%%
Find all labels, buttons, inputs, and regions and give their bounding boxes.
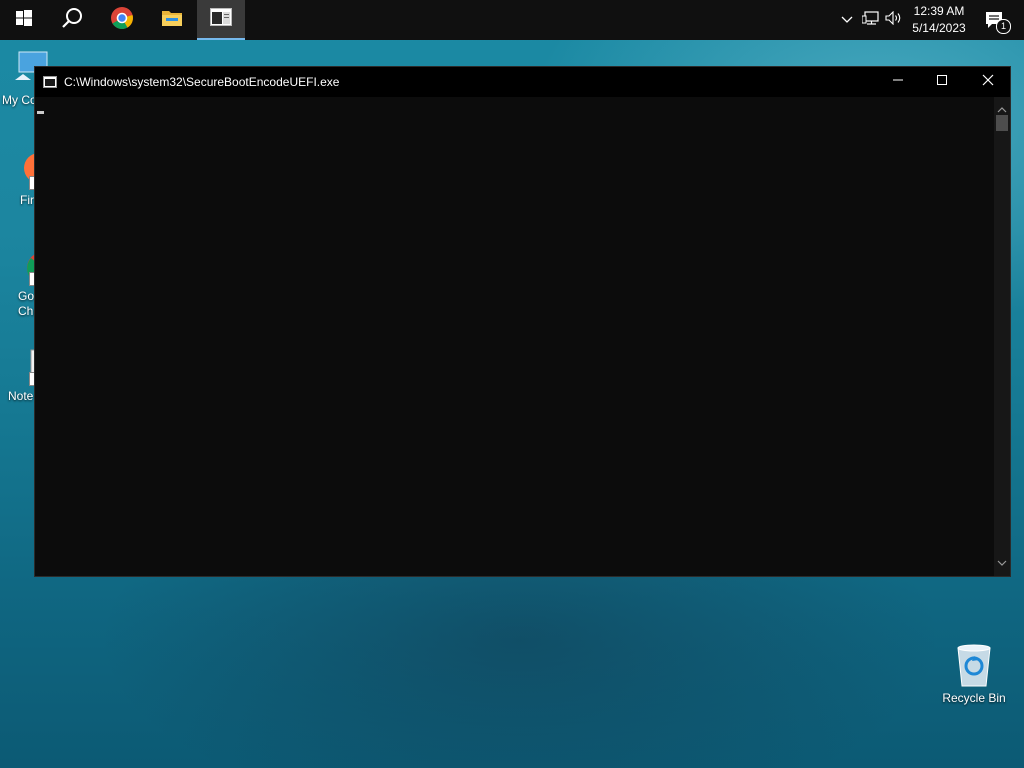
search-icon [61, 7, 83, 34]
taskbar-file-explorer-button[interactable] [148, 0, 196, 40]
tray-overflow-button[interactable] [838, 0, 856, 40]
taskbar-console-button[interactable] [197, 0, 245, 40]
taskbar-clock[interactable]: 12:39 AM 5/14/2023 [905, 3, 973, 37]
recycle-bin-icon [952, 642, 996, 688]
start-button[interactable] [0, 0, 48, 40]
chrome-icon [110, 6, 134, 35]
minimize-button[interactable] [875, 67, 921, 97]
vertical-scrollbar[interactable] [994, 97, 1010, 576]
desktop-icon-label: Recycle Bin [942, 691, 1006, 705]
volume-button[interactable] [884, 0, 904, 40]
taskbar-chrome-button[interactable] [98, 0, 146, 40]
start-icon [16, 9, 32, 31]
notification-center-button[interactable]: 1 [978, 0, 1012, 40]
desktop-icon-recycle-bin[interactable]: Recycle Bin [939, 642, 1009, 706]
notification-icon: 1 [984, 9, 1011, 34]
search-button[interactable] [48, 0, 96, 40]
maximize-icon [936, 73, 948, 91]
network-button[interactable] [860, 0, 882, 40]
scrollbar-thumb[interactable] [996, 115, 1008, 131]
taskbar: 12:39 AM 5/14/2023 1 [0, 0, 1024, 40]
console-window[interactable]: C:\Windows\system32\SecureBootEncodeUEFI… [34, 66, 1011, 577]
clock-date: 5/14/2023 [912, 21, 966, 35]
notification-count-badge: 1 [996, 19, 1011, 34]
window-title: C:\Windows\system32\SecureBootEncodeUEFI… [64, 75, 340, 89]
console-icon [210, 7, 232, 31]
window-titlebar[interactable]: C:\Windows\system32\SecureBootEncodeUEFI… [35, 67, 1010, 97]
desktop: My Co Fir Go Chr Note Recycle Bin C:\Win… [0, 0, 1024, 768]
network-icon [861, 10, 880, 30]
console-output-area[interactable] [35, 97, 994, 576]
clock-time: 12:39 AM [913, 4, 965, 18]
maximize-button[interactable] [919, 67, 965, 97]
folder-icon [161, 8, 183, 33]
close-icon [982, 73, 994, 91]
scroll-down-icon[interactable] [997, 554, 1007, 572]
close-button[interactable] [965, 67, 1011, 97]
text-cursor [37, 111, 44, 114]
volume-icon [885, 10, 903, 30]
minimize-icon [892, 73, 904, 91]
console-app-icon [43, 75, 57, 88]
chevron-up-icon [841, 11, 853, 29]
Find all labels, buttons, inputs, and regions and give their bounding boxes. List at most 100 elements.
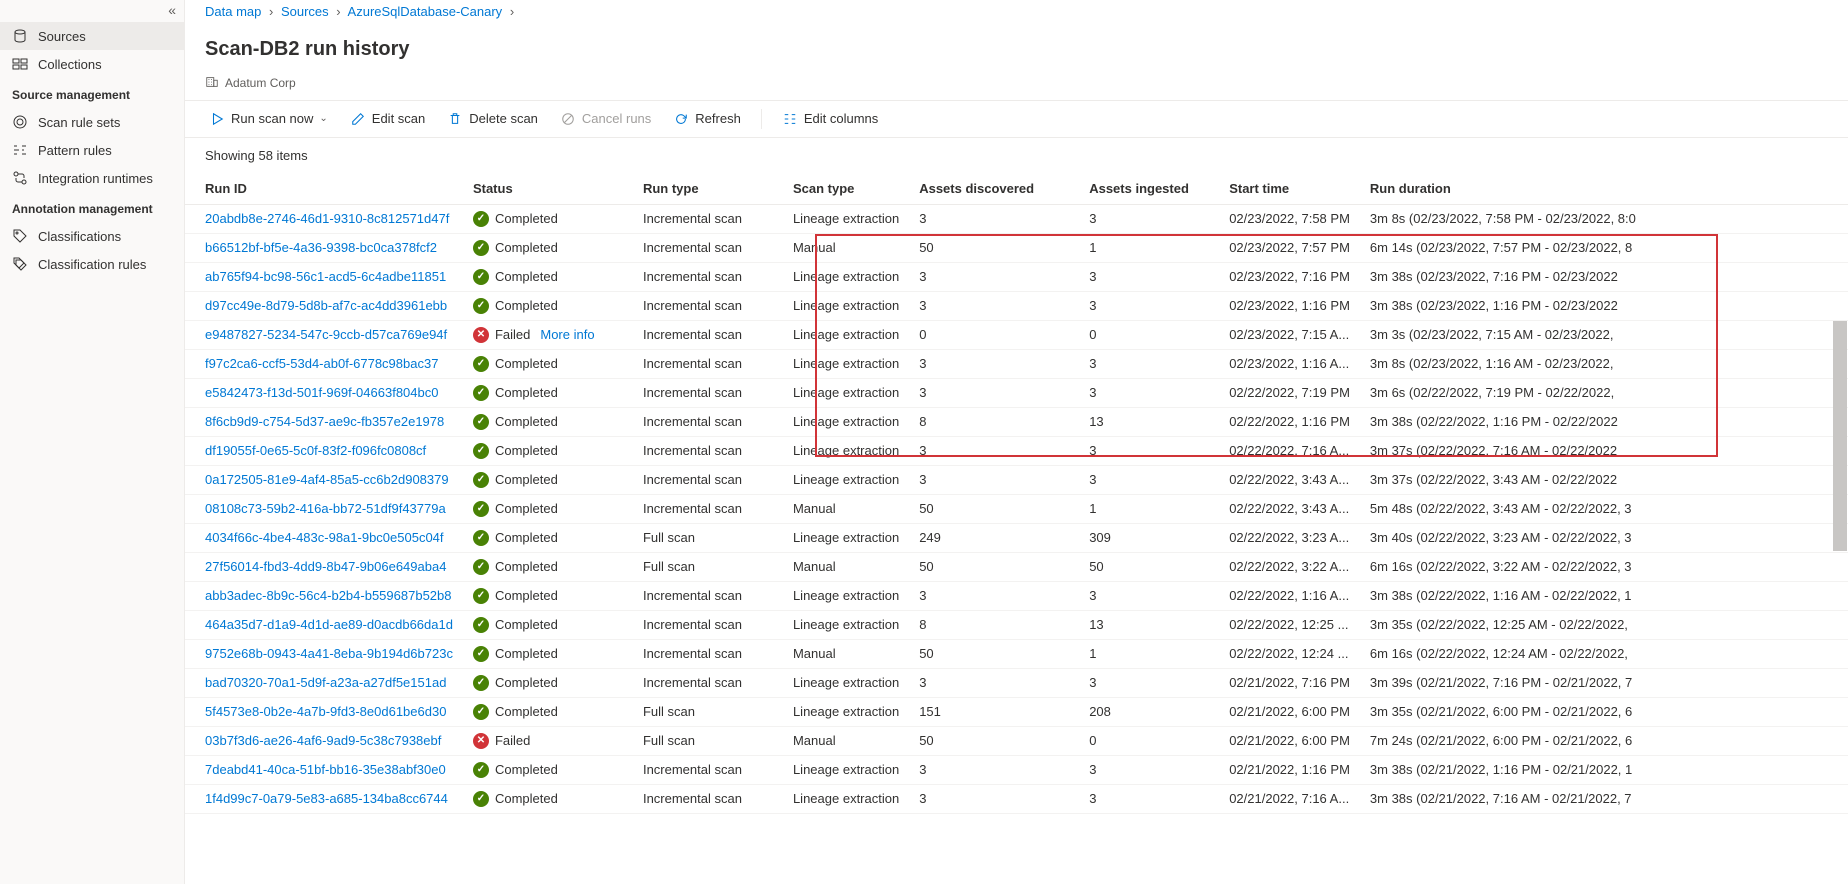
- cell-start: 02/22/2022, 1:16 PM: [1219, 407, 1360, 436]
- table-row[interactable]: abb3adec-8b9c-56c4-b2b4-b559687b52b8✓Com…: [185, 581, 1848, 610]
- table-row[interactable]: 8f6cb9d9-c754-5d37-ae9c-fb357e2e1978✓Com…: [185, 407, 1848, 436]
- cell-scantype: Lineage extraction: [783, 291, 909, 320]
- runid-link[interactable]: 5f4573e8-0b2e-4a7b-9fd3-8e0d61be6d30: [205, 704, 446, 719]
- result-summary: Showing 58 items: [185, 138, 1848, 173]
- runid-link[interactable]: 0a172505-81e9-4af4-85a5-cc6b2d908379: [205, 472, 449, 487]
- table-row[interactable]: 03b7f3d6-ae26-4af6-9ad9-5c38c7938ebf✕Fai…: [185, 726, 1848, 755]
- edit-columns-button[interactable]: Edit columns: [774, 107, 886, 131]
- table-row[interactable]: 5f4573e8-0b2e-4a7b-9fd3-8e0d61be6d30✓Com…: [185, 697, 1848, 726]
- refresh-button[interactable]: Refresh: [665, 107, 749, 131]
- col-scantype[interactable]: Scan type: [783, 173, 909, 205]
- toolbar: Run scan now ⌄ Edit scan Delete scan Ca: [185, 100, 1848, 138]
- runid-link[interactable]: 4034f66c-4be4-483c-98a1-9bc0e505c04f: [205, 530, 444, 545]
- cell-start: 02/21/2022, 6:00 PM: [1219, 726, 1360, 755]
- cell-runtype: Incremental scan: [633, 262, 783, 291]
- trash-icon: [447, 111, 463, 127]
- col-status[interactable]: Status: [463, 173, 633, 205]
- sidebar-item-sources[interactable]: Sources: [0, 22, 184, 50]
- col-assets-ingested[interactable]: Assets ingested: [1079, 173, 1219, 205]
- delete-scan-button[interactable]: Delete scan: [439, 107, 546, 131]
- edit-scan-button[interactable]: Edit scan: [342, 107, 433, 131]
- table-row[interactable]: 7deabd41-40ca-51bf-bb16-35e38abf30e0✓Com…: [185, 755, 1848, 784]
- runid-link[interactable]: e5842473-f13d-501f-969f-04663f804bc0: [205, 385, 438, 400]
- cell-start: 02/23/2022, 7:16 PM: [1219, 262, 1360, 291]
- sidebar-item-scan-rule-sets[interactable]: Scan rule sets: [0, 108, 184, 136]
- sidebar-item-label: Sources: [38, 29, 86, 44]
- cell-disc: 3: [909, 204, 1079, 233]
- table-row[interactable]: 4034f66c-4be4-483c-98a1-9bc0e505c04f✓Com…: [185, 523, 1848, 552]
- col-start-time[interactable]: Start time: [1219, 173, 1360, 205]
- collapse-icon[interactable]: «: [168, 2, 176, 18]
- runid-link[interactable]: b66512bf-bf5e-4a36-9398-bc0ca378fcf2: [205, 240, 437, 255]
- col-runid[interactable]: Run ID: [185, 173, 463, 205]
- table-row[interactable]: 1f4d99c7-0a79-5e83-a685-134ba8cc6744✓Com…: [185, 784, 1848, 813]
- col-run-duration[interactable]: Run duration: [1360, 173, 1848, 205]
- cell-scantype: Manual: [783, 726, 909, 755]
- runid-link[interactable]: d97cc49e-8d79-5d8b-af7c-ac4dd3961ebb: [205, 298, 447, 313]
- table-row[interactable]: 20abdb8e-2746-46d1-9310-8c812571d47f✓Com…: [185, 204, 1848, 233]
- runid-link[interactable]: 7deabd41-40ca-51bf-bb16-35e38abf30e0: [205, 762, 446, 777]
- run-scan-button[interactable]: Run scan now ⌄: [201, 107, 336, 131]
- table-row[interactable]: df19055f-0e65-5c0f-83f2-f096fc0808cf✓Com…: [185, 436, 1848, 465]
- breadcrumb: Data map › Sources › AzureSqlDatabase-Ca…: [185, 0, 1848, 23]
- table-row[interactable]: 464a35d7-d1a9-4d1d-ae89-d0acdb66da1d✓Com…: [185, 610, 1848, 639]
- sidebar-item-classifications[interactable]: Classifications: [0, 222, 184, 250]
- cell-disc: 50: [909, 552, 1079, 581]
- sidebar-item-collections[interactable]: Collections: [0, 50, 184, 78]
- cell-ing: 3: [1079, 291, 1219, 320]
- table-row[interactable]: e5842473-f13d-501f-969f-04663f804bc0✓Com…: [185, 378, 1848, 407]
- sidebar-item-pattern-rules[interactable]: Pattern rules: [0, 136, 184, 164]
- cell-scantype: Lineage extraction: [783, 407, 909, 436]
- table-row[interactable]: b66512bf-bf5e-4a36-9398-bc0ca378fcf2✓Com…: [185, 233, 1848, 262]
- runid-link[interactable]: e9487827-5234-547c-9ccb-d57ca769e94f: [205, 327, 447, 342]
- status-text: Completed: [495, 472, 558, 487]
- breadcrumb-item[interactable]: Sources: [281, 4, 329, 19]
- table-row[interactable]: ab765f94-bc98-56c1-acd5-6c4adbe11851✓Com…: [185, 262, 1848, 291]
- table-row[interactable]: d97cc49e-8d79-5d8b-af7c-ac4dd3961ebb✓Com…: [185, 291, 1848, 320]
- runid-link[interactable]: 08108c73-59b2-416a-bb72-51df9f43779a: [205, 501, 446, 516]
- scrollbar-thumb[interactable]: [1833, 321, 1847, 551]
- col-assets-discovered[interactable]: Assets discovered: [909, 173, 1079, 205]
- runid-link[interactable]: abb3adec-8b9c-56c4-b2b4-b559687b52b8: [205, 588, 452, 603]
- main-content: Data map › Sources › AzureSqlDatabase-Ca…: [185, 0, 1848, 884]
- check-icon: ✓: [473, 298, 489, 314]
- cell-dur: 3m 35s (02/21/2022, 6:00 PM - 02/21/2022…: [1360, 697, 1848, 726]
- runid-link[interactable]: 1f4d99c7-0a79-5e83-a685-134ba8cc6744: [205, 791, 448, 806]
- runid-link[interactable]: 8f6cb9d9-c754-5d37-ae9c-fb357e2e1978: [205, 414, 444, 429]
- cell-scantype: Lineage extraction: [783, 465, 909, 494]
- breadcrumb-item[interactable]: Data map: [205, 4, 261, 19]
- status-text: Completed: [495, 356, 558, 371]
- cell-scantype: Lineage extraction: [783, 349, 909, 378]
- tenant-name: Adatum Corp: [225, 76, 296, 90]
- table-row[interactable]: 27f56014-fbd3-4dd9-8b47-9b06e649aba4✓Com…: [185, 552, 1848, 581]
- table-row[interactable]: f97c2ca6-ccf5-53d4-ab0f-6778c98bac37✓Com…: [185, 349, 1848, 378]
- cell-dur: 6m 14s (02/23/2022, 7:57 PM - 02/23/2022…: [1360, 233, 1848, 262]
- table-row[interactable]: 08108c73-59b2-416a-bb72-51df9f43779a✓Com…: [185, 494, 1848, 523]
- runid-link[interactable]: 9752e68b-0943-4a41-8eba-9b194d6b723c: [205, 646, 453, 661]
- cell-ing: 3: [1079, 436, 1219, 465]
- table-row[interactable]: bad70320-70a1-5d9f-a23a-a27df5e151ad✓Com…: [185, 668, 1848, 697]
- runid-link[interactable]: df19055f-0e65-5c0f-83f2-f096fc0808cf: [205, 443, 426, 458]
- sidebar-item-classification-rules[interactable]: Classification rules: [0, 250, 184, 278]
- runid-link[interactable]: 27f56014-fbd3-4dd9-8b47-9b06e649aba4: [205, 559, 446, 574]
- status-text: Completed: [495, 414, 558, 429]
- col-runtype[interactable]: Run type: [633, 173, 783, 205]
- runid-link[interactable]: bad70320-70a1-5d9f-a23a-a27df5e151ad: [205, 675, 446, 690]
- more-info-link[interactable]: More info: [540, 327, 594, 342]
- sidebar-section-annotation: Annotation management: [0, 196, 184, 222]
- table-row[interactable]: e9487827-5234-547c-9ccb-d57ca769e94f✕Fai…: [185, 320, 1848, 349]
- runid-link[interactable]: 20abdb8e-2746-46d1-9310-8c812571d47f: [205, 211, 449, 226]
- sidebar-item-integration-runtimes[interactable]: Integration runtimes: [0, 164, 184, 192]
- status-text: Completed: [495, 559, 558, 574]
- runid-link[interactable]: 03b7f3d6-ae26-4af6-9ad9-5c38c7938ebf: [205, 733, 441, 748]
- cell-ing: 1: [1079, 494, 1219, 523]
- runid-link[interactable]: 464a35d7-d1a9-4d1d-ae89-d0acdb66da1d: [205, 617, 453, 632]
- table-row[interactable]: 0a172505-81e9-4af4-85a5-cc6b2d908379✓Com…: [185, 465, 1848, 494]
- cell-disc: 3: [909, 581, 1079, 610]
- runid-link[interactable]: f97c2ca6-ccf5-53d4-ab0f-6778c98bac37: [205, 356, 438, 371]
- check-icon: ✓: [473, 646, 489, 662]
- breadcrumb-item[interactable]: AzureSqlDatabase-Canary: [348, 4, 503, 19]
- cell-ing: 13: [1079, 407, 1219, 436]
- table-row[interactable]: 9752e68b-0943-4a41-8eba-9b194d6b723c✓Com…: [185, 639, 1848, 668]
- runid-link[interactable]: ab765f94-bc98-56c1-acd5-6c4adbe11851: [205, 269, 446, 284]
%%
** THE PROBLEM **
Copy the listing from the line with "- cell-start: 02/22/2022, 1:16" up to and including the line with "- cell-scantype: Lineage extraction: [783, 291, 909, 320]", keeping each line identical.

** WRITTEN REPLY **
- cell-start: 02/22/2022, 1:16 PM: [1219, 407, 1360, 436]
- table-row[interactable]: abb3adec-8b9c-56c4-b2b4-b559687b52b8✓Com…: [185, 581, 1848, 610]
- table-row[interactable]: 8f6cb9d9-c754-5d37-ae9c-fb357e2e1978✓Com…: [185, 407, 1848, 436]
- cell-scantype: Lineage extraction: [783, 291, 909, 320]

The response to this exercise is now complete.